Tell how many lines include the string "more". Answer with a single number.

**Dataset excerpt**
====================
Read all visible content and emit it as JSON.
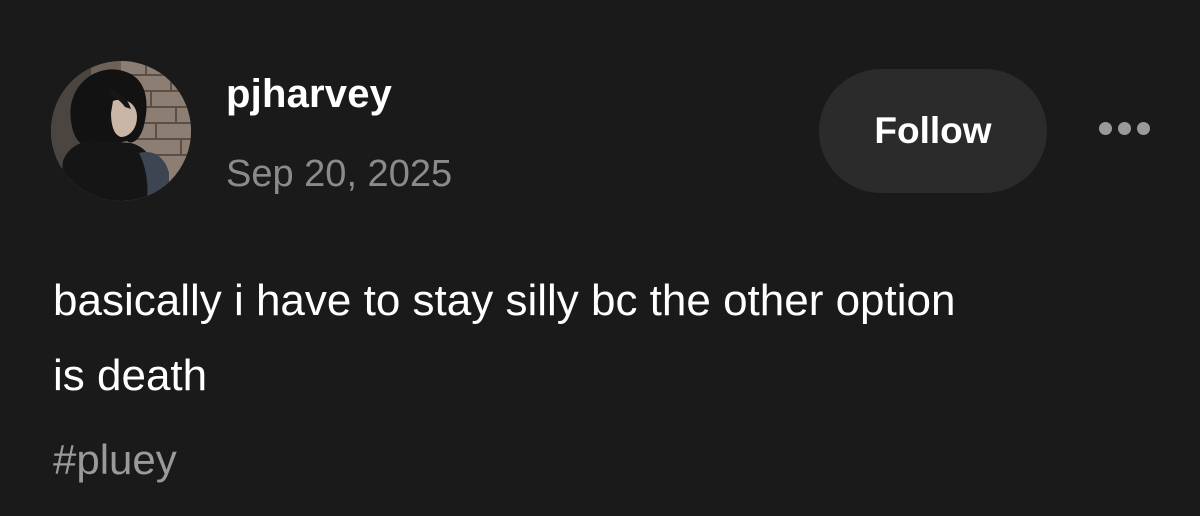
{
  "post": {
    "author": {
      "username": "pjharvey",
      "date": "Sep 20, 2025"
    },
    "follow_label": "Follow",
    "body_lines": [
      "basically i have to stay silly bc the other option",
      "is death"
    ],
    "tags": [
      "#pluey"
    ]
  },
  "colors": {
    "background": "#1a1a1a",
    "text_primary": "#ffffff",
    "text_secondary": "#8b8b8b",
    "button_background": "#2b2b2b"
  },
  "icons": {
    "more": "more-horizontal-icon"
  }
}
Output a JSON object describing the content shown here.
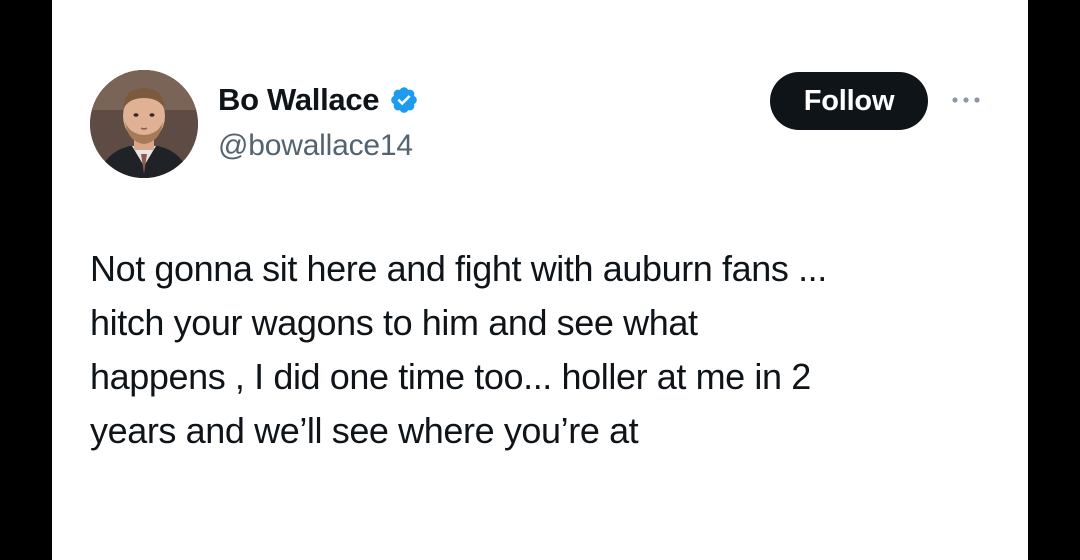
{
  "tweet": {
    "author": {
      "display_name": "Bo Wallace",
      "handle": "@bowallace14",
      "verified": true,
      "verified_color": "#1d9bf0",
      "avatar_icon": "profile-photo"
    },
    "follow_label": "Follow",
    "more_icon": "more-horizontal-icon",
    "text_lines": [
      "Not gonna sit here and fight with auburn fans ...",
      "hitch your wagons to him and see what",
      "happens , I did one time too... holler at me in 2",
      "years and we’ll see where you’re at"
    ]
  },
  "colors": {
    "background": "#ffffff",
    "frame": "#000000",
    "text": "#0f1419",
    "secondary_text": "#536471",
    "button": "#0f1419"
  }
}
====================
**Completed task**
2